§ **BRIEF**
The exercise asks for every line of the data to be reproduced exactly.

§ **LISTING**
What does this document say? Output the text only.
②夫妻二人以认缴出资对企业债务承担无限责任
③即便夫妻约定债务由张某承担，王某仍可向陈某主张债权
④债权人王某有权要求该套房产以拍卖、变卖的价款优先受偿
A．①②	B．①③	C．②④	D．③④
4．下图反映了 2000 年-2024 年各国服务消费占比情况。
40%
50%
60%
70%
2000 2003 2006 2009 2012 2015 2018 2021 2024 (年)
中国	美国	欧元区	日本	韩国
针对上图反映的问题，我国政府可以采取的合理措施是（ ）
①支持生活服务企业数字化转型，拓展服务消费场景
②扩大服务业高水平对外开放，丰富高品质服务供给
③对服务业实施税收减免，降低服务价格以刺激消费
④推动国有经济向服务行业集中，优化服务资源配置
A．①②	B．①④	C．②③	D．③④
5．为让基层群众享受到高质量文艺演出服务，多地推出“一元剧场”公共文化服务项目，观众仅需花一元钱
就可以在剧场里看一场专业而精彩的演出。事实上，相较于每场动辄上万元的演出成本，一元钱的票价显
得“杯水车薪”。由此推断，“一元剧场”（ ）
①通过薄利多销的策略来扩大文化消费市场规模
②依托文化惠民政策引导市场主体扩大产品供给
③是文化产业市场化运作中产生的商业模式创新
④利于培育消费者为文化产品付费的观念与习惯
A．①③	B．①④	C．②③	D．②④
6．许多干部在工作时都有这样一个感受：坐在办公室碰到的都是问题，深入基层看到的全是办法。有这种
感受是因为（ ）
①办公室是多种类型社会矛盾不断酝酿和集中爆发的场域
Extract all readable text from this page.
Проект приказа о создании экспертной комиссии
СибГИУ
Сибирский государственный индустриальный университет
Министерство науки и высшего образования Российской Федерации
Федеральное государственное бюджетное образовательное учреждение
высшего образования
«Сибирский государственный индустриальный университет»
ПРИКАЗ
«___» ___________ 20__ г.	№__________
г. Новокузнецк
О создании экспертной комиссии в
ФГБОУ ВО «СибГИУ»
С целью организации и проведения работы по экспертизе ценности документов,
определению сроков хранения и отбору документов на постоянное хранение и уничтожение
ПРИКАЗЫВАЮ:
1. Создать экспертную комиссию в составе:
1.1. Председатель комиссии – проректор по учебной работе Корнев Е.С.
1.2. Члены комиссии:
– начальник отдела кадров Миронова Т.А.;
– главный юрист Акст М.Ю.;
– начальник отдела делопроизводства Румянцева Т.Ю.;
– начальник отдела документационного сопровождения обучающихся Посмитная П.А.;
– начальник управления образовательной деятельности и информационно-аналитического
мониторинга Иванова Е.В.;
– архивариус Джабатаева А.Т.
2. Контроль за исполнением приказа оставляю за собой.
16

§ **EXERCISE RESULT**
What does this document say? Output the text only.
②夫妻二人以认缴出资对企业债务承担无限责任
③即便夫妻约定债务由张某承担，王某仍可向陈某主张债权
④债权人王某有权要求该套房产以拍卖、变卖的价款优先受偿
A．①②	B．①③	C．②④	D．③④
4．下图反映了 2000 年-2024 年各国服务消费占比情况。
40%
50%
60%
70%
2000 2003 2006 2009 2012 2015 2018 2021 2024 (年)
中国	美国	欧元区	日本	韩国
针对上图反映的问题，我国政府可以采取的合理措施是（ ）
①支持生活服务企业数字化转型，拓展服务消费场景
②扩大服务业高水平对外开放，丰富高品质服务供给
③对服务业实施税收减免，降低服务价格以刺激消费
④推动国有经济向服务行业集中，优化服务资源配置
A．①②	B．①④	C．②③	D．③④
5．为让基层群众享受到高质量文艺演出服务，多地推出“一元剧场”公共文化服务项目，观众仅需花一元钱
就可以在剧场里看一场专业而精彩的演出。事实上，相较于每场动辄上万元的演出成本，一元钱的票价显
得“杯水车薪”。由此推断，“一元剧场”（ ）
①通过薄利多销的策略来扩大文化消费市场规模
②依托文化惠民政策引导市场主体扩大产品供给
③是文化产业市场化运作中产生的商业模式创新
④利于培育消费者为文化产品付费的观念与习惯
A．①③	B．①④	C．②③	D．②④
6．许多干部在工作时都有这样一个感受：坐在办公室碰到的都是问题，深入基层看到的全是办法。有这种
感受是因为（ ）
①办公室是多种类型社会矛盾不断酝酿和集中爆发的场域
Extract all readable text from this page.
Проект приказа о создании экспертной комиссии
СибГИУ
Сибирский государственный индустриальный университет
Министерство науки и высшего образования Российской Федерации
Федеральное государственное бюджетное образовательное учреждение
высшего образования
«Сибирский государственный индустриальный университет»
ПРИКАЗ
«___» ___________ 20__ г.	№__________
г. Новокузнецк
О создании экспертной комиссии в
ФГБОУ ВО «СибГИУ»
С целью организации и проведения работы по экспертизе ценности документов,
определению сроков хранения и отбору документов на постоянное хранение и уничтожение
ПРИКАЗЫВАЮ:
1. Создать экспертную комиссию в составе:
1.1. Председатель комиссии – проректор по учебной работе Корнев Е.С.
1.2. Члены комиссии:
– начальник отдела кадров Миронова Т.А.;
– главный юрист Акст М.Ю.;
– начальник отдела делопроизводства Румянцева Т.Ю.;
– начальник отдела документационного сопровождения обучающихся Посмитная П.А.;
– начальник управления образовательной деятельности и информационно-аналитического
мониторинга Иванова Е.В.;
– архивариус Джабатаева А.Т.
2. Контроль за исполнением приказа оставляю за собой.
16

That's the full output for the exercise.